**** PROVIDED PASSAGE

Elected a Junior Research Fellow in Linguistics in 2020, Dr Oliver Mayeux’s research on Louisiana Creole has contributed to a new Google app helping to revitalize endangered indigenous languages around the world. Here he explains his fascination for languages and the varied routes they take him.

Dr Oliver Mayeux was fascinated by languages as a child

What is Louisiana Creole?

Louisiana Creole came into being just 300 years ago in communities of people who were enslaved on the many plantations which lined the lower Mississippi River. Those who were taken from Africa and enslaved were intentionally separated from their linguistic and cultural groups. They also had no knowledge of French which, in Colonial Louisiana, was the language of the slaveholders and overseers. A new common language derived from these influences – a ‘creole’ – arose over time as successive generations learned some French, then approximations of that French, then approximations of those approximations, and so on.

However, the precise dynamics of this process are still not clear. When Louisiana became part of the United States, Louisianians came under pressure to switch from French and Creole to English. Today, Louisiana Creole is critically endangered: it is spoken by fewer than approximately 5,000 people who are almost exclusively over the age of 60, and all of whom are bilingual in English. There is, however, a vibrant and growing community of enthusiasts and activists who are revitalizing the language. They are creating resources to learn the language but also fostering new communities of speakers.

The language can be seen as a living link transmitted from generation to generation. Its words and grammar are, for me, like a call never to forget the history of slavery and segregation, along with the enduring richness of Louisiana’s Creole identity, culture, music, food, voodoo and spiritual traditions. It’s a story which must be told and kept alive, which is exactly what the revitalization movement has been doing. With this new generation of speakers, proud of the language they know as ‘Kouri Vini’, the language is reawakening.

********
**** DATA EXTRACT

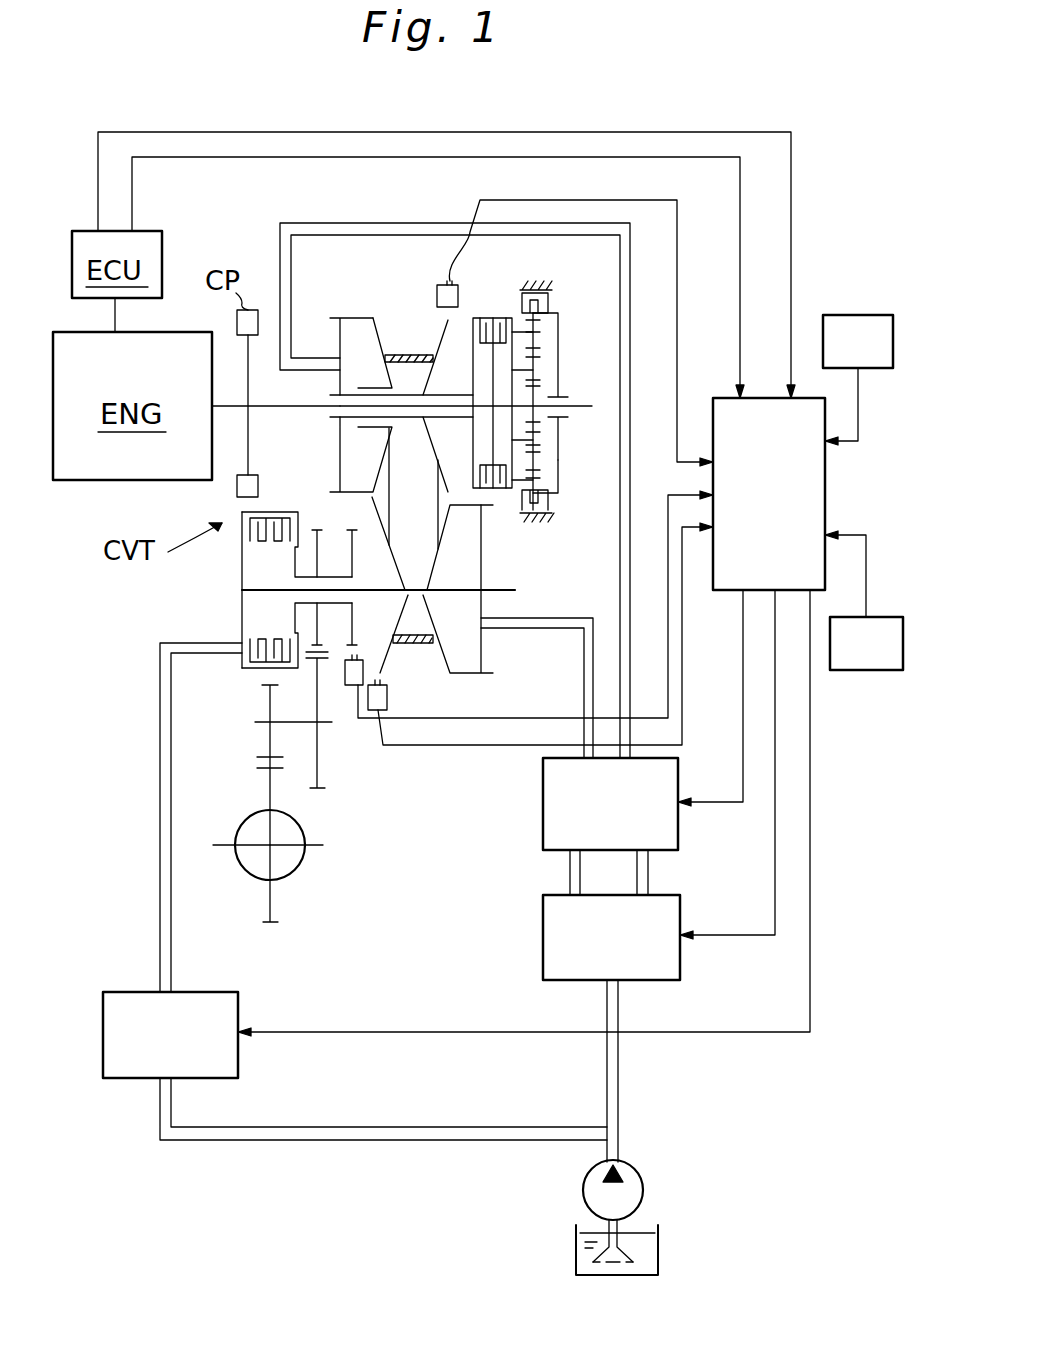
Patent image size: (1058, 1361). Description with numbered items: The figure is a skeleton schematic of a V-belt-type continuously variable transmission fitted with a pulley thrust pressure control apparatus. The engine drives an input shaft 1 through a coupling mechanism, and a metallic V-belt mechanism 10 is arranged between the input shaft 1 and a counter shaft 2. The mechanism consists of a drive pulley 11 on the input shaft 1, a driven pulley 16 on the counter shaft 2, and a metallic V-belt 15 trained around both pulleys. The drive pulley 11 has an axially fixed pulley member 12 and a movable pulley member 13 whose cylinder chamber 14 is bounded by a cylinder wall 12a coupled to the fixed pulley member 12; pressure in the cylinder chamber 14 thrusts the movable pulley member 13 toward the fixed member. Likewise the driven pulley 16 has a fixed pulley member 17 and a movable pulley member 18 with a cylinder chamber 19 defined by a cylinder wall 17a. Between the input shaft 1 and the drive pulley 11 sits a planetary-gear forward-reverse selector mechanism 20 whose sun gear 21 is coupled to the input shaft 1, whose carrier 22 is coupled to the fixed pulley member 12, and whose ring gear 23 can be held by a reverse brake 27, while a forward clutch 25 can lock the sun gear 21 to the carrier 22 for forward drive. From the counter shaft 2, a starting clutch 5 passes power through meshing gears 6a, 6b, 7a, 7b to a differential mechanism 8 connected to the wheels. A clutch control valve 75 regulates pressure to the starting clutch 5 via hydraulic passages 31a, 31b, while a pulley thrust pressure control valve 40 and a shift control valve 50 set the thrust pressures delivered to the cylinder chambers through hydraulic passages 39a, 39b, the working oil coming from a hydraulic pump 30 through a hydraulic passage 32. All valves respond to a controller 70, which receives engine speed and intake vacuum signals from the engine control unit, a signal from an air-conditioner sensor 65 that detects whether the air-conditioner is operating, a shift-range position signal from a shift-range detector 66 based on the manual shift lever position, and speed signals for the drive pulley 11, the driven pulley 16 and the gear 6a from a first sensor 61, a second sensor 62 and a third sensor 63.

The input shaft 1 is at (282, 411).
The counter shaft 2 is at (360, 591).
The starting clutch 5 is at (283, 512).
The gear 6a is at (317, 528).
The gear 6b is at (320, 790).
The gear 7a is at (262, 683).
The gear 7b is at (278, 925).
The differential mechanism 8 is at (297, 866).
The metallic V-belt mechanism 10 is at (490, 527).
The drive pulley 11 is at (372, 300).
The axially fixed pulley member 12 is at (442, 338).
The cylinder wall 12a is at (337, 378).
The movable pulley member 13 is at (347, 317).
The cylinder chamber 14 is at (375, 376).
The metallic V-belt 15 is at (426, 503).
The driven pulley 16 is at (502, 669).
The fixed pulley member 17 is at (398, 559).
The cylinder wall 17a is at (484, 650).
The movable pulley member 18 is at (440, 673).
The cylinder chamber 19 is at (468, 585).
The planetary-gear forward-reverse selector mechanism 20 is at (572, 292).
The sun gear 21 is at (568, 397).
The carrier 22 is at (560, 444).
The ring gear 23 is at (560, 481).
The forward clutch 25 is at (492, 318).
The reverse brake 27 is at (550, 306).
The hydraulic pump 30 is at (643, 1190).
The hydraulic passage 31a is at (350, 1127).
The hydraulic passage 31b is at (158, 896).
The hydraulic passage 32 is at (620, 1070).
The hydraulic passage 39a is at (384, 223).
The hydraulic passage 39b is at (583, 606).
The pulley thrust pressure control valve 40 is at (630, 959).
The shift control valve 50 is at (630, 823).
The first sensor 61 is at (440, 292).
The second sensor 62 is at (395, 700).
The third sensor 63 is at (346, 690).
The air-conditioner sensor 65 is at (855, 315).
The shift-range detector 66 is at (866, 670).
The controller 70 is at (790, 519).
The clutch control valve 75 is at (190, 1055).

********
**** DATA EXTRACT

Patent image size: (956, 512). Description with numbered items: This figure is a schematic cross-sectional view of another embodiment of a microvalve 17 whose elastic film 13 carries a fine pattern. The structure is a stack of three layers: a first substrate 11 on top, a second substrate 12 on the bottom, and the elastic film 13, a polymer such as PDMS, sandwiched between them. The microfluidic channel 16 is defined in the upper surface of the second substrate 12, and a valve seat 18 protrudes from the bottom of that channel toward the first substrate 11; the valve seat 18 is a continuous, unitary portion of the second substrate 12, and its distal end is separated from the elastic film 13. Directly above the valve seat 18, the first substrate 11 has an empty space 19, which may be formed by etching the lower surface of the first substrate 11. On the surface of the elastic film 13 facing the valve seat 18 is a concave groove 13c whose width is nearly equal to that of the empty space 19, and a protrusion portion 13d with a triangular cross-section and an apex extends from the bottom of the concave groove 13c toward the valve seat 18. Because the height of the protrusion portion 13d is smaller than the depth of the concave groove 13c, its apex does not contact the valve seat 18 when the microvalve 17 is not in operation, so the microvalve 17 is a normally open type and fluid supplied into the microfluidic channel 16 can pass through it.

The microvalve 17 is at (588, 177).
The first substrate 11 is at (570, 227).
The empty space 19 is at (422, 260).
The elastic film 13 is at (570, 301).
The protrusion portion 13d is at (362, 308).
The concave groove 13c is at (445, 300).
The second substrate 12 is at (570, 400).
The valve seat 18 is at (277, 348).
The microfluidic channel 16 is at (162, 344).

********

● **REQUIRED TASKS**
- a) Duplicate the Louisiana Creole passage between "Dr Oliver Mayeux was" and "approximations, and so on.", inclusive.
- b) Filter the records down to every line that contains the string "channel".
The records have no connection to the text about Louisiana Creole.

● **EXERCISE RESPONSES**
- a)
Dr Oliver Mayeux was fascinated by languages as a child

What is Louisiana Creole?

Louisiana Creole came into being just 300 years ago in communities of people who were enslaved on the many plantations which lined the lower Mississippi River. Those who were taken from Africa and enslaved were intentionally separated from their linguistic and cultural groups. They also had no knowledge of French which, in Colonial Louisiana, was the language of the slaveholders and overseers. A new common language derived from these influences – a ‘creole’ – arose over time as successive generations learned some French, then approximations of that French, then approximations of those approximations, and so on.

- b)
Patent image size: (956, 512). Description with numbered items: This figure is a schematic cross-sectional view of another embodiment of a microvalve 17 whose elastic film 13 carries a fine pattern. The structure is a stack of three layers: a first substrate 11 on top, a second substrate 12 on the bottom, and the elastic film 13, a polymer such as PDMS, sandwiched between them. The microfluidic channel 16 is defined in the upper surface of the second substrate 12, and a valve seat 18 protrudes from the bottom of that channel toward the first substrate 11; the valve seat 18 is a continuous, unitary portion of the second substrate 12, and its distal end is separated from the elastic film 13. Directly above the valve seat 18, the first substrate 11 has an empty space 19, which may be formed by etching the lower surface of the first substrate 11. On the surface of the elastic film 13 facing the valve seat 18 is a concave groove 13c whose width is nearly equal to that of the empty space 19, and a protrusion portion 13d with a triangular cross-section and an apex extends from the bottom of the concave groove 13c toward the valve seat 18. Because the height of the protrusion portion 13d is smaller than the depth of the concave groove 13c, its apex does not contact the valve seat 18 when the microvalve 17 is not in operation, so the microvalve 17 is a normally open type and fluid supplied into the microfluidic channel 16 can pass through it.
The microfluidic channel 16 is at (162, 344).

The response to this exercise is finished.